**練習問題:**
(1) 「忸怩たる」の解説をもとに、次の問いに答えよ。
(a) 「忸怩たる」の読み方は何か。
(b) 「忸怩」はどういう意味を示す漢語的な表現か。
(c) 「忸怩たる思いであった」との表現がある森鴎外の小説は、何時代に表されたものか。
(2) 「忸怩たる」の解説の要点を2文でまとめてください。
(3) 「忸怩たる」の解説のうち、「政治家の会見などで聞くことが」を含む語句で始まり「使われている言葉といえます。」で終わる部分を、そのまま書き写せ。

**出典抜粋:**
────────

「忸怩たる」の意味とは?正しい使い方やよくある誤用(例文つき)

政治家の会見などで聞くことがある「忸怩たる」という言葉。恥じ入る気持ちを表す言葉なのですが、間違った意味で解釈している人も多いようです。取引先に謝罪しなければならない時などに正しく使用できるよう、誤用例も含めて解説します。

「忸怩たる」の語源と意味は?

「忸怩たる」の意味は「恥ずかしい気持ちが沸き起こること」

「忸怩たる」の意味は、「恥ずかしい気持ちが沸き起こること」です。読み方は「じくじたる」です。「忸怩たる思い」のように用いられ、一般的な会話の中でというより、スピーチや公の改まった席で、反省や謝罪の意味も含めて使用されます。

「忸」も「怩」も恥じて顔が赤くなるという意味

【忸】も【怩】も恥じて顔が赤くなるという意味を示す感じで、「忸怩」は「すっかり恥じ入る」という意味を示す漢語的な表現です。恥じるという意味を2つも重ねている言葉で、たいへん恥ずかしい様子を重みのある言葉で表現したい時に用いられる言葉です。

明治・大正時代に表された森鴎外の小説においては、登場人物の口語として「忸怩たる思いであった」との表現もありますが、現代においてはいささか古く難しい表現となっています。そのため、恥じ入っていることについての言葉に重みを持たせたい現代のビジネス場面において、便利に使われている言葉といえます。

────────

[枠付きレイアウト項目の一覧]
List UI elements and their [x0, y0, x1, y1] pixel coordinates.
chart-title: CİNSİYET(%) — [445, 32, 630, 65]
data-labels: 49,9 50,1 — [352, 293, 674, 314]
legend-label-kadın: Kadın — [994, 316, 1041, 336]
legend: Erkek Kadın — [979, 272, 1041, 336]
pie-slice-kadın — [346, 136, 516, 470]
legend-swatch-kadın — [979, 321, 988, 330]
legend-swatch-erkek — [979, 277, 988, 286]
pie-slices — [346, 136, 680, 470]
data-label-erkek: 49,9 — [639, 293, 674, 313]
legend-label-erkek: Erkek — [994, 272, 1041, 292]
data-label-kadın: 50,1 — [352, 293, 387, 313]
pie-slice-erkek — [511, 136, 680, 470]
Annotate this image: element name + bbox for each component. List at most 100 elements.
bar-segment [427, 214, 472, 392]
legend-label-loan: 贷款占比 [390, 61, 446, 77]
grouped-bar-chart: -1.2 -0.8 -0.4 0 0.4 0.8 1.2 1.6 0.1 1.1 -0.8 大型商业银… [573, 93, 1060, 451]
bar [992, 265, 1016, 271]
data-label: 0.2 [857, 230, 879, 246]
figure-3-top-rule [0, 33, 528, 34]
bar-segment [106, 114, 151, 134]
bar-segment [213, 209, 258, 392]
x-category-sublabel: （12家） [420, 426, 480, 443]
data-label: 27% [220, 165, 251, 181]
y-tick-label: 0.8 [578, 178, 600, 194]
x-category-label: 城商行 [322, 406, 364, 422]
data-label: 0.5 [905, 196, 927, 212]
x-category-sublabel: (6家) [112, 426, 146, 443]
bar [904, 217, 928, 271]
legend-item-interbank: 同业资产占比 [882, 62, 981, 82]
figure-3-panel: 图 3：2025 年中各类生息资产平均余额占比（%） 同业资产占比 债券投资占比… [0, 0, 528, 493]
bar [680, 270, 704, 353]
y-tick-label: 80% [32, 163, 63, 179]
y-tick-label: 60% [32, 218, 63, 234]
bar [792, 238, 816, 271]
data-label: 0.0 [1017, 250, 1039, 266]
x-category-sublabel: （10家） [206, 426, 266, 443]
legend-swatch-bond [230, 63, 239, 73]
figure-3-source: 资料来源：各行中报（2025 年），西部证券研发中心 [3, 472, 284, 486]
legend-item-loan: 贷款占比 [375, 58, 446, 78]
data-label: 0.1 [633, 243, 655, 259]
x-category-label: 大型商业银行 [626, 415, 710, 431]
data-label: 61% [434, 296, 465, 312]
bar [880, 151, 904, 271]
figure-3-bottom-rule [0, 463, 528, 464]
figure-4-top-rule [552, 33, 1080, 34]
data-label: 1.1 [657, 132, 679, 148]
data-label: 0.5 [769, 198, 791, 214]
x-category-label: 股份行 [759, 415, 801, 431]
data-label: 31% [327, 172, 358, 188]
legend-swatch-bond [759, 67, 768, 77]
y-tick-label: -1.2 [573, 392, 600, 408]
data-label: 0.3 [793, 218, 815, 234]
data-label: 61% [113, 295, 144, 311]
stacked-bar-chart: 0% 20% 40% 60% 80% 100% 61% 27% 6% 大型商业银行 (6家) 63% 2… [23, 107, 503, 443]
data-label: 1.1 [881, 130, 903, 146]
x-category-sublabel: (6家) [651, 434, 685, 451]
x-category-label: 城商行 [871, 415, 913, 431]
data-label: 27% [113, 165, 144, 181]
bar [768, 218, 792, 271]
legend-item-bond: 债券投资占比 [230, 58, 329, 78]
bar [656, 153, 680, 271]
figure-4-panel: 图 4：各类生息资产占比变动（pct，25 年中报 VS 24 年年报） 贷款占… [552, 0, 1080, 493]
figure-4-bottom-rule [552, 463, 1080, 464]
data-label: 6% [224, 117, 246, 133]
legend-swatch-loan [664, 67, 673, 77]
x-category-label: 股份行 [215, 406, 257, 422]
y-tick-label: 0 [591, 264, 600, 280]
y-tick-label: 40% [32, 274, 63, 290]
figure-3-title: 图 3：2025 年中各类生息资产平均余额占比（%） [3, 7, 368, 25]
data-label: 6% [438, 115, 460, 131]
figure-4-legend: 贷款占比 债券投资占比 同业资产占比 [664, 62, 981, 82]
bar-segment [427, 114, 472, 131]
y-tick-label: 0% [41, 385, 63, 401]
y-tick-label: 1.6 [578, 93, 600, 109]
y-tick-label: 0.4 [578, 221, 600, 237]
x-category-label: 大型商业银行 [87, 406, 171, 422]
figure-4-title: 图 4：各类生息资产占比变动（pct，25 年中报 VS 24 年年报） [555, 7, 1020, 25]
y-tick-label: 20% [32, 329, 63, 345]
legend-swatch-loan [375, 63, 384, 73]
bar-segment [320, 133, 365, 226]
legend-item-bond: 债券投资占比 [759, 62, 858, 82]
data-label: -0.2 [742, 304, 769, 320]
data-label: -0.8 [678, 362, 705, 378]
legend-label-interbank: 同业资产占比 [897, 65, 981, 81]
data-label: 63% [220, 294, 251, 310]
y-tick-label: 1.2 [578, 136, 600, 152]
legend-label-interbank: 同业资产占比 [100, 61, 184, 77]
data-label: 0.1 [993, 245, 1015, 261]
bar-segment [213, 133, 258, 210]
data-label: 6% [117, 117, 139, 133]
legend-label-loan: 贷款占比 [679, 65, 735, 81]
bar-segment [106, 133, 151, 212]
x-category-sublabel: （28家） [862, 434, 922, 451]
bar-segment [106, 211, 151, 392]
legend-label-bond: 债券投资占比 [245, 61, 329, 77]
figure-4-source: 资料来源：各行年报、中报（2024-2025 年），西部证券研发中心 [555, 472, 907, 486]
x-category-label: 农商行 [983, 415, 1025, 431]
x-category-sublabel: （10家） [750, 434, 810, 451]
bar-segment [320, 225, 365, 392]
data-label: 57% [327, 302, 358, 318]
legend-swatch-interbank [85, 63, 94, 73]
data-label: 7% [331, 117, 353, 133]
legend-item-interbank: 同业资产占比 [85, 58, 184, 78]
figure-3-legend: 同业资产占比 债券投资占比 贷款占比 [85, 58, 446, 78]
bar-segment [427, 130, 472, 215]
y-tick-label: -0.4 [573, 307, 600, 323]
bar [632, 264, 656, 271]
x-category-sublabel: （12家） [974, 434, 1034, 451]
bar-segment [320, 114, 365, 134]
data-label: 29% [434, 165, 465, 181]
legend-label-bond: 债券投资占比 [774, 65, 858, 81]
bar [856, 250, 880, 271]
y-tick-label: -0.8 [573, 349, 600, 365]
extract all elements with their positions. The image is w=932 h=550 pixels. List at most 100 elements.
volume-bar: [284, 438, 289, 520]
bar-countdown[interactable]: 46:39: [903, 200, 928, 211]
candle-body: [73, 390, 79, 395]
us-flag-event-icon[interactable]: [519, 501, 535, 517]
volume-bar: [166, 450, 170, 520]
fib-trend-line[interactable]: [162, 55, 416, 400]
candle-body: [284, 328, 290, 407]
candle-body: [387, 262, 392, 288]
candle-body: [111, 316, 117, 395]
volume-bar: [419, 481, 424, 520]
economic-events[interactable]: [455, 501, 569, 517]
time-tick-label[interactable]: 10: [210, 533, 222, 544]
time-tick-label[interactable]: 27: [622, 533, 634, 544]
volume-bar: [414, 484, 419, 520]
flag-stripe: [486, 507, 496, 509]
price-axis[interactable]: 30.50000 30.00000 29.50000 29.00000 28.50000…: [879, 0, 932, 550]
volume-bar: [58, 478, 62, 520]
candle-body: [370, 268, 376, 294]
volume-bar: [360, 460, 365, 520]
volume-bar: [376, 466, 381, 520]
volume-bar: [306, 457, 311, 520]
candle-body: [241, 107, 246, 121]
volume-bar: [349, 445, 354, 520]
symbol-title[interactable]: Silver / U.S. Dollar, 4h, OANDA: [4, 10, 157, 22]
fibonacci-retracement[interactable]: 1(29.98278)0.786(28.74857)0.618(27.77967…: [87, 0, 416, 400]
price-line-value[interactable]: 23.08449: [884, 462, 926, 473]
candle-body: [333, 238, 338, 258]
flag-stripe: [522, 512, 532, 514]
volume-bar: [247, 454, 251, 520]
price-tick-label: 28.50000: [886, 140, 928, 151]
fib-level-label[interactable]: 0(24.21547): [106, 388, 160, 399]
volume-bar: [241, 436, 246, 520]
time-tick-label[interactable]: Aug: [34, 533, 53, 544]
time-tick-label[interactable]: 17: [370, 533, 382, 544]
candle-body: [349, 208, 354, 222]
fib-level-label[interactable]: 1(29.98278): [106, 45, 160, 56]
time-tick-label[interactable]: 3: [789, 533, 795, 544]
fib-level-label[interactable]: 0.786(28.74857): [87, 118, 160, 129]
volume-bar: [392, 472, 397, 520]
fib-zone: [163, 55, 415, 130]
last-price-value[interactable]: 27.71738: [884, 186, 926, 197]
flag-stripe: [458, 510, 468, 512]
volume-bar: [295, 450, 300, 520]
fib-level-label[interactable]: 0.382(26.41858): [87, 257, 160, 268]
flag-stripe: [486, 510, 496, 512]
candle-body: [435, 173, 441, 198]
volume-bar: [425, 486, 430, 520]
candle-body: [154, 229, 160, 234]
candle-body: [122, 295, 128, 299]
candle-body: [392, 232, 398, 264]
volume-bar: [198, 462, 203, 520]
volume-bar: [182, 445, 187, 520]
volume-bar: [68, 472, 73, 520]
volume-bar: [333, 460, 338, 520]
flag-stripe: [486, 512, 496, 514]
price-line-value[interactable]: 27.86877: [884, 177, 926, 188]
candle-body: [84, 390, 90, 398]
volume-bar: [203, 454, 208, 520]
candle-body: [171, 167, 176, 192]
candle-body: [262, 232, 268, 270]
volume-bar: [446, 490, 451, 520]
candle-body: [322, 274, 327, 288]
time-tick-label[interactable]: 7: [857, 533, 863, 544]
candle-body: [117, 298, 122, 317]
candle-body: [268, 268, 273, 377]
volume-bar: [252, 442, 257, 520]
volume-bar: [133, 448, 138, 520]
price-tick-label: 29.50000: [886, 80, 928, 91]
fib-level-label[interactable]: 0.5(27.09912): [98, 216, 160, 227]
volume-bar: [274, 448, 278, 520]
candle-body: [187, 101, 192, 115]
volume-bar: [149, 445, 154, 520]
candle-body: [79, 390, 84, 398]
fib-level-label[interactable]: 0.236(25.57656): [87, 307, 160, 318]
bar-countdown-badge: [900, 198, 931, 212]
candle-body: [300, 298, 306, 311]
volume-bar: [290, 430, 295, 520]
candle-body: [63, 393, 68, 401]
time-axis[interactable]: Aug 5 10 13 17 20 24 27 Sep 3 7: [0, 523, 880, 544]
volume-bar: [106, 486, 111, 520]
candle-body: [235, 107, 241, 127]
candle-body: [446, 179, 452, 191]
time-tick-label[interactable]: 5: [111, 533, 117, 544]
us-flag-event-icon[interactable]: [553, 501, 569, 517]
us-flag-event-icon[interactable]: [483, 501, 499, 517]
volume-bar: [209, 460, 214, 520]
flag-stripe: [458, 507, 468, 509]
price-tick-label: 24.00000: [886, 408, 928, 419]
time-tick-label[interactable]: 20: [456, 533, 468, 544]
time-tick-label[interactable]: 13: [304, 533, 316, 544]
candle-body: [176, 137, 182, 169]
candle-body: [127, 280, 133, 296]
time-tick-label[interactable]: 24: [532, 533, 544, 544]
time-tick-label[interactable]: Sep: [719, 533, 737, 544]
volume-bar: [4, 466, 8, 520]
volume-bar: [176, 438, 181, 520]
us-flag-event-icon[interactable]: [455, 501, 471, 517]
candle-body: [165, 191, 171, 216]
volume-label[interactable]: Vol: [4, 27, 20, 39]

────────

**問題の解答:**
(1)
(a) じくじたる
(b) 「すっかり恥じ入る」という意味
(c) 明治・大正時代

(2) 「忸怩たる」は「恥ずかしい気持ちが沸き起こること」を意味し、スピーチや公の改まった席で反省や謝罪の意味も含めて使われる言葉である。恥じるという意味を2つ重ねた重みのある表現で、現代では古く難しい表現となっているが、恥じ入っていることについての言葉に重みを持たせたいビジネス場面で便利に使われている。

(3)
政治家の会見などで聞くことがある「忸怩たる」という言葉。恥じ入る気持ちを表す言葉なのですが、間違った意味で解釈している人も多いようです。取引先に謝罪しなければならない時などに正しく使用できるよう、誤用例も含めて解説します。

「忸怩たる」の語源と意味は?

「忸怩たる」の意味は「恥ずかしい気持ちが沸き起こること」

「忸怩たる」の意味は、「恥ずかしい気持ちが沸き起こること」です。読み方は「じくじたる」です。「忸怩たる思い」のように用いられ、一般的な会話の中でというより、スピーチや公の改まった席で、反省や謝罪の意味も含めて使用されます。

「忸」も「怩」も恥じて顔が赤くなるという意味

【忸】も【怩】も恥じて顔が赤くなるという意味を示す感じで、「忸怩」は「すっかり恥じ入る」という意味を示す漢語的な表現です。恥じるという意味を2つも重ねている言葉で、たいへん恥ずかしい様子を重みのある言葉で表現したい時に用いられる言葉です。

明治・大正時代に表された森鴎外の小説においては、登場人物の口語として「忸怩たる思いであった」との表現もありますが、現代においてはいささか古く難しい表現となっています。そのため、恥じ入っていることについての言葉に重みを持たせたい現代のビジネス場面において、便利に使われている言葉といえます。